> _EXERCISE TASK_
In the listing below, find every line containing "Through" and copy it out.

> _LISTED RECORDS_
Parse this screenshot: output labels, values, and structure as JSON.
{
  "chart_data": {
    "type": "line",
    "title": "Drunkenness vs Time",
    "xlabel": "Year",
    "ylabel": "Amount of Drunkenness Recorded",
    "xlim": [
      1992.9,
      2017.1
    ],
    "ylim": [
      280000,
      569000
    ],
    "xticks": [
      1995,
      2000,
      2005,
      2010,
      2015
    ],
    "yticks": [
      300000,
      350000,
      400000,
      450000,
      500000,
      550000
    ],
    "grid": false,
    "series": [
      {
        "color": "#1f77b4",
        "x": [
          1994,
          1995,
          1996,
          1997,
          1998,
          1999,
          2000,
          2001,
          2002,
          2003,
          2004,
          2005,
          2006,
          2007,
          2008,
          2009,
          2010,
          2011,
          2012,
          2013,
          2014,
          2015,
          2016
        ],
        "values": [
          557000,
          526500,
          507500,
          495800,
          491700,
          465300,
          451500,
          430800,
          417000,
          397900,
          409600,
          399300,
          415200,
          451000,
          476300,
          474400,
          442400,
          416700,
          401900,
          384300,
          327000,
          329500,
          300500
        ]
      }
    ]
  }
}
* * *
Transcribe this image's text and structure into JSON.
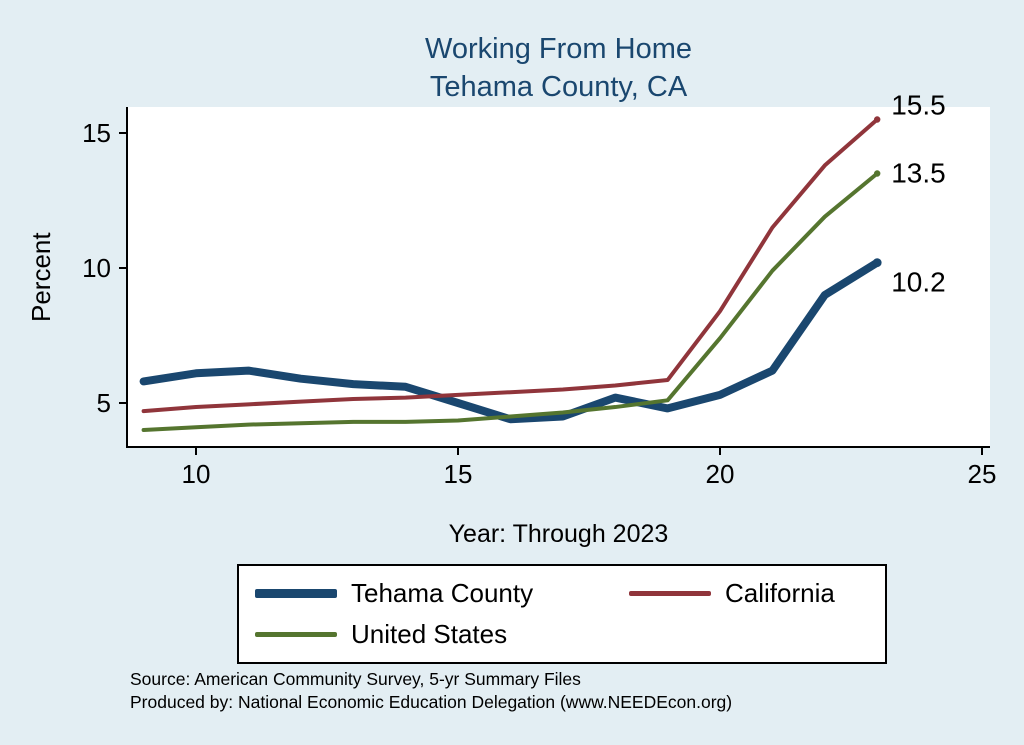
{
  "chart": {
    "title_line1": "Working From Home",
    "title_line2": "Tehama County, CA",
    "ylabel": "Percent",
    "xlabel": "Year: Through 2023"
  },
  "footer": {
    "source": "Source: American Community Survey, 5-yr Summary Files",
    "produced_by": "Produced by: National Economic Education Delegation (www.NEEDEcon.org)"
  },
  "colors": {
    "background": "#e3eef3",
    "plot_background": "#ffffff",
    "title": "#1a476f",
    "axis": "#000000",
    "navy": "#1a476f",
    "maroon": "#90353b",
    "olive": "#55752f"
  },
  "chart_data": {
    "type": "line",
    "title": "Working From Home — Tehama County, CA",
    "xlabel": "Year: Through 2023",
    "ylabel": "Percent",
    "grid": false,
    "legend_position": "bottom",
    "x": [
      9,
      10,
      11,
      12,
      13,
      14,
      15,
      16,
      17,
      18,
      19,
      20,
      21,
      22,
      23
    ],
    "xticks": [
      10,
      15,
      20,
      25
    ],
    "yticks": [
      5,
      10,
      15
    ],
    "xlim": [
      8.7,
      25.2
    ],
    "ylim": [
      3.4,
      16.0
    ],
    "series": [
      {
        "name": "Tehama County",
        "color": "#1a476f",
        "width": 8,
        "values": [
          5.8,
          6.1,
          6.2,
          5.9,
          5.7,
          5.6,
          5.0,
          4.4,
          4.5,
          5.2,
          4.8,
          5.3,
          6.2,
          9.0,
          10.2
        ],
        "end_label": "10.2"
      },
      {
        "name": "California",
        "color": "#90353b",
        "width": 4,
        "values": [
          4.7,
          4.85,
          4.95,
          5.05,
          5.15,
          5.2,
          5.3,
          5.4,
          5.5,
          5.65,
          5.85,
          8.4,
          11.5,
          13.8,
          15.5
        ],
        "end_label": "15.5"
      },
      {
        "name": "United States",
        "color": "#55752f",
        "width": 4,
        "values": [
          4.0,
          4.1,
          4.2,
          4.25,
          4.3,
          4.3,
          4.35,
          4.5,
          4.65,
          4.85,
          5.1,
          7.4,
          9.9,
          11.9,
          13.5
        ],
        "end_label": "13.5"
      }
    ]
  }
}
--
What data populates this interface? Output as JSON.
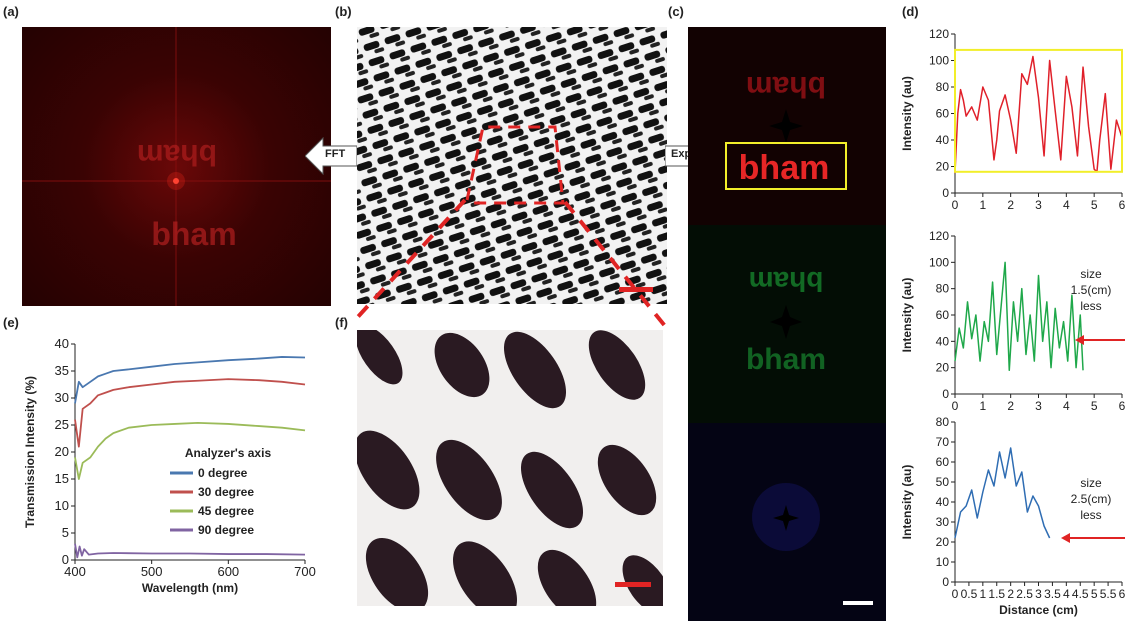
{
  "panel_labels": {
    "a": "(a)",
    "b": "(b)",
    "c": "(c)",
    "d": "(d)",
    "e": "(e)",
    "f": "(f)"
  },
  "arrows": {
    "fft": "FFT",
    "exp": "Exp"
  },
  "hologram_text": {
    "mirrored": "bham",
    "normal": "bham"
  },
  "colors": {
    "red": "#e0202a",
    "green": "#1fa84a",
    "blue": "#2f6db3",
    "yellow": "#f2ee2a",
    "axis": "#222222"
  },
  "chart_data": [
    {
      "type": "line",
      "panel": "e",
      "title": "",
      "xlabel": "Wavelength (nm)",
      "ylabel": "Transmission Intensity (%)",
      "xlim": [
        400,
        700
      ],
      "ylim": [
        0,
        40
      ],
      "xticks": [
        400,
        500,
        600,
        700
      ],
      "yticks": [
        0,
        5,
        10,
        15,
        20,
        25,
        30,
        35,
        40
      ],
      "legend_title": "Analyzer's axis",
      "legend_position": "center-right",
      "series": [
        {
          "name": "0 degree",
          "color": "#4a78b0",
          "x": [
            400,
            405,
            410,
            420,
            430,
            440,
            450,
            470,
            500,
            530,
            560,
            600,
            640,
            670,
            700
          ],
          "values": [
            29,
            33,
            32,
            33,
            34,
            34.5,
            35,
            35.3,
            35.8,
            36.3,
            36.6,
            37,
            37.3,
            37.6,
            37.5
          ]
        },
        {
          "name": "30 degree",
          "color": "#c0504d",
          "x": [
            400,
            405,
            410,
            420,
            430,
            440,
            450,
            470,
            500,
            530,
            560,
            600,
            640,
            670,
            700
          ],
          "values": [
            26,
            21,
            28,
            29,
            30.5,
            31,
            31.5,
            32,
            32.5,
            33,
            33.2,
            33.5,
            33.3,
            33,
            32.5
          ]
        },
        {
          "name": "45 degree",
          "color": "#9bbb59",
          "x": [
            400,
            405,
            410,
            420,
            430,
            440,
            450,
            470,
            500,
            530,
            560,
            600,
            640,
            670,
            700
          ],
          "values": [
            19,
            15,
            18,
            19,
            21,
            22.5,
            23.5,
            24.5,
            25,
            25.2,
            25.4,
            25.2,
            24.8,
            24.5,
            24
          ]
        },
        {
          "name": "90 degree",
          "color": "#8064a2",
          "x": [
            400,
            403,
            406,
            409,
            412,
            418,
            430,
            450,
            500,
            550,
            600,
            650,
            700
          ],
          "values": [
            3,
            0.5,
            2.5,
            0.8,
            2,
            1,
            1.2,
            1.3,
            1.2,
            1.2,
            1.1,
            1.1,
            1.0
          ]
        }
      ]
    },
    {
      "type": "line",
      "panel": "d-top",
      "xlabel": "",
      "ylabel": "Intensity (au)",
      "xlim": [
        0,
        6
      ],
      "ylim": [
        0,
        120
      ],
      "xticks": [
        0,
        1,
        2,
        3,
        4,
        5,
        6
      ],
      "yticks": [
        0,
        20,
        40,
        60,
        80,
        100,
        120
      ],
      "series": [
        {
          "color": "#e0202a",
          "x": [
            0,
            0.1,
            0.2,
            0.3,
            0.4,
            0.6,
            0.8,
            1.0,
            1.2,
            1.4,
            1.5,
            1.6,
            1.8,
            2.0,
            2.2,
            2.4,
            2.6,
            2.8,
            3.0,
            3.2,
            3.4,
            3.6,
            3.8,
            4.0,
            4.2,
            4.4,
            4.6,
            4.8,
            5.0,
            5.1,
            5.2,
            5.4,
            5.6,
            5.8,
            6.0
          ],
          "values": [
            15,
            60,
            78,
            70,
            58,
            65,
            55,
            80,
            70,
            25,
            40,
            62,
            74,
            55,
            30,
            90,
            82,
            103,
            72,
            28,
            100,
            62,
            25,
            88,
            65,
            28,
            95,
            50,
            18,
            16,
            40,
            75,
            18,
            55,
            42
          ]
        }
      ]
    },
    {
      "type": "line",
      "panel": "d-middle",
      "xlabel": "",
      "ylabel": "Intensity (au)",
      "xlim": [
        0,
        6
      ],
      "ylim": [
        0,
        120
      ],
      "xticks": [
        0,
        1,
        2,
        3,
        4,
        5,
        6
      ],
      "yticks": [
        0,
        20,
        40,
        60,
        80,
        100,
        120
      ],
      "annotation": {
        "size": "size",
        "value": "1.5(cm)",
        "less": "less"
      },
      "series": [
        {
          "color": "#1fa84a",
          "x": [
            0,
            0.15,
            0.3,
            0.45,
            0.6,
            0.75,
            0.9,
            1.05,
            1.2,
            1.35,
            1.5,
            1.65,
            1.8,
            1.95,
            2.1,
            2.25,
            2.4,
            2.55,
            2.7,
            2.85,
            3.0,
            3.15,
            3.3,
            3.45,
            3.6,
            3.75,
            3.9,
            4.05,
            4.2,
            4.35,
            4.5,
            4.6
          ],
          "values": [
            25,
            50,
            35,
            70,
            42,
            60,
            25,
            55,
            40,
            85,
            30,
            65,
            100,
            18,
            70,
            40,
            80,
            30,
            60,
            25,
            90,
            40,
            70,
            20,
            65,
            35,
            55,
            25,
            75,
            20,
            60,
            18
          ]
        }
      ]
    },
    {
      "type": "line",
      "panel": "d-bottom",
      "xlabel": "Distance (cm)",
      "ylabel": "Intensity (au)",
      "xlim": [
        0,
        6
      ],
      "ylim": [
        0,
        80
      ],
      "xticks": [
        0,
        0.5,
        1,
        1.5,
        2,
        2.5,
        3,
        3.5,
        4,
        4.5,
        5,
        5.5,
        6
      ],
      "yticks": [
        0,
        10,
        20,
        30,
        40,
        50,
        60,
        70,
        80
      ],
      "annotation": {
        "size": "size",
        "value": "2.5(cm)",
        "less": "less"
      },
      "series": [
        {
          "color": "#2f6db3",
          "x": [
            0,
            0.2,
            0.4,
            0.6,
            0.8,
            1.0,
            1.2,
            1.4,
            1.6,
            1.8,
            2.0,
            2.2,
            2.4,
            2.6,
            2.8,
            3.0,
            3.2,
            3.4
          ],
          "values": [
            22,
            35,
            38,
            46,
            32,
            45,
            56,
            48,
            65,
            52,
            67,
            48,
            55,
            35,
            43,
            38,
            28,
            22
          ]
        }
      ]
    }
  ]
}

> _RESULT OF THE EXERCISE_
    "xlabel": "Year: Through 2023"
    "xlabel": "Year: Through 2023",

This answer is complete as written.